- Your goal
All of the material below is to be restated word for word, apart from the pictures.

- Supplied records
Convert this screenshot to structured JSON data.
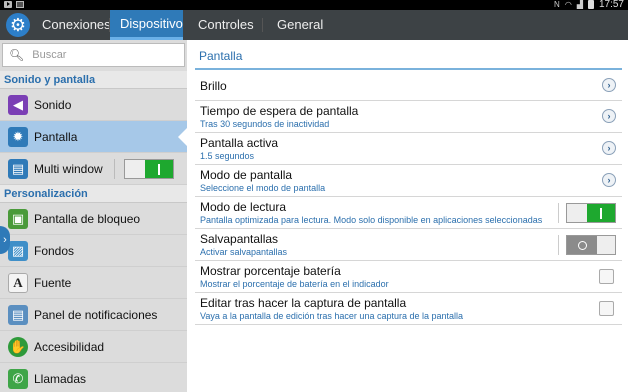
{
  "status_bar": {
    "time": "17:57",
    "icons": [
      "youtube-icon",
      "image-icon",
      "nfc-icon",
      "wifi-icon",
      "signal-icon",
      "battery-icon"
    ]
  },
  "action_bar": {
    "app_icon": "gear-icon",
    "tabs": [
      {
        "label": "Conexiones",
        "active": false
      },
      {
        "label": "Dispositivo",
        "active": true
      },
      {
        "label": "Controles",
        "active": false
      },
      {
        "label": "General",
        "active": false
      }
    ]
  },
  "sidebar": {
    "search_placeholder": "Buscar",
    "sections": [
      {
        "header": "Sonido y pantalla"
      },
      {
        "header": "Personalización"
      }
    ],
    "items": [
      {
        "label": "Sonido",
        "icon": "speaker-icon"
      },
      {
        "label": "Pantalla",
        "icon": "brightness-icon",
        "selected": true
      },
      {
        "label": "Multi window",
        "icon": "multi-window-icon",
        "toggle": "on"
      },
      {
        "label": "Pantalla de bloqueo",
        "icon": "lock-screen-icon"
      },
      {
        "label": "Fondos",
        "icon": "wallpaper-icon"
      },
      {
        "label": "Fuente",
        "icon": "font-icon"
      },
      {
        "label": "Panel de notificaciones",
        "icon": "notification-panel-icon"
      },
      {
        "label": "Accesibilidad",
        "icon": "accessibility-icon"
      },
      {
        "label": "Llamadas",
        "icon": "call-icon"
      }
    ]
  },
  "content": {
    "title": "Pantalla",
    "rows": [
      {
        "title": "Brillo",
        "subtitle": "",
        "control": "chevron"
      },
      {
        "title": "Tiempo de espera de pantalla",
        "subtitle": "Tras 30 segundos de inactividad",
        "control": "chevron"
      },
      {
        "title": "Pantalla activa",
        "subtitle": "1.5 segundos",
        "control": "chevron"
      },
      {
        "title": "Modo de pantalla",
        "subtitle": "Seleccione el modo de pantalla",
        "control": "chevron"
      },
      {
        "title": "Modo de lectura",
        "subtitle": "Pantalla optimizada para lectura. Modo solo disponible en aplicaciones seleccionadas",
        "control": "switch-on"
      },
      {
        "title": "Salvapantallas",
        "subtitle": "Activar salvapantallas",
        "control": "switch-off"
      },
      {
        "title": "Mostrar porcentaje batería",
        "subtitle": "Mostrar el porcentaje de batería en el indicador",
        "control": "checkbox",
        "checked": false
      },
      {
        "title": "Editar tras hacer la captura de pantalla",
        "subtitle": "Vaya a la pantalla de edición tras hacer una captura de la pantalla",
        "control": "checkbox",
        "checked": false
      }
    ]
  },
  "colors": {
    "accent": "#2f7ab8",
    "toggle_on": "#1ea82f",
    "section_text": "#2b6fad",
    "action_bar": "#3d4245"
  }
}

- Full answer
Convert this screenshot to structured JSON data.
{
  "status_bar": {
    "time": "17:57",
    "icons": [
      "youtube-icon",
      "image-icon",
      "nfc-icon",
      "wifi-icon",
      "signal-icon",
      "battery-icon"
    ]
  },
  "action_bar": {
    "app_icon": "gear-icon",
    "tabs": [
      {
        "label": "Conexiones",
        "active": false
      },
      {
        "label": "Dispositivo",
        "active": true
      },
      {
        "label": "Controles",
        "active": false
      },
      {
        "label": "General",
        "active": false
      }
    ]
  },
  "sidebar": {
    "search_placeholder": "Buscar",
    "sections": [
      {
        "header": "Sonido y pantalla"
      },
      {
        "header": "Personalización"
      }
    ],
    "items": [
      {
        "label": "Sonido",
        "icon": "speaker-icon"
      },
      {
        "label": "Pantalla",
        "icon": "brightness-icon",
        "selected": true
      },
      {
        "label": "Multi window",
        "icon": "multi-window-icon",
        "toggle": "on"
      },
      {
        "label": "Pantalla de bloqueo",
        "icon": "lock-screen-icon"
      },
      {
        "label": "Fondos",
        "icon": "wallpaper-icon"
      },
      {
        "label": "Fuente",
        "icon": "font-icon"
      },
      {
        "label": "Panel de notificaciones",
        "icon": "notification-panel-icon"
      },
      {
        "label": "Accesibilidad",
        "icon": "accessibility-icon"
      },
      {
        "label": "Llamadas",
        "icon": "call-icon"
      }
    ]
  },
  "content": {
    "title": "Pantalla",
    "rows": [
      {
        "title": "Brillo",
        "subtitle": "",
        "control": "chevron"
      },
      {
        "title": "Tiempo de espera de pantalla",
        "subtitle": "Tras 30 segundos de inactividad",
        "control": "chevron"
      },
      {
        "title": "Pantalla activa",
        "subtitle": "1.5 segundos",
        "control": "chevron"
      },
      {
        "title": "Modo de pantalla",
        "subtitle": "Seleccione el modo de pantalla",
        "control": "chevron"
      },
      {
        "title": "Modo de lectura",
        "subtitle": "Pantalla optimizada para lectura. Modo solo disponible en aplicaciones seleccionadas",
        "control": "switch-on"
      },
      {
        "title": "Salvapantallas",
        "subtitle": "Activar salvapantallas",
        "control": "switch-off"
      },
      {
        "title": "Mostrar porcentaje batería",
        "subtitle": "Mostrar el porcentaje de batería en el indicador",
        "control": "checkbox",
        "checked": false
      },
      {
        "title": "Editar tras hacer la captura de pantalla",
        "subtitle": "Vaya a la pantalla de edición tras hacer una captura de la pantalla",
        "control": "checkbox",
        "checked": false
      }
    ]
  },
  "colors": {
    "accent": "#2f7ab8",
    "toggle_on": "#1ea82f",
    "section_text": "#2b6fad",
    "action_bar": "#3d4245"
  }
}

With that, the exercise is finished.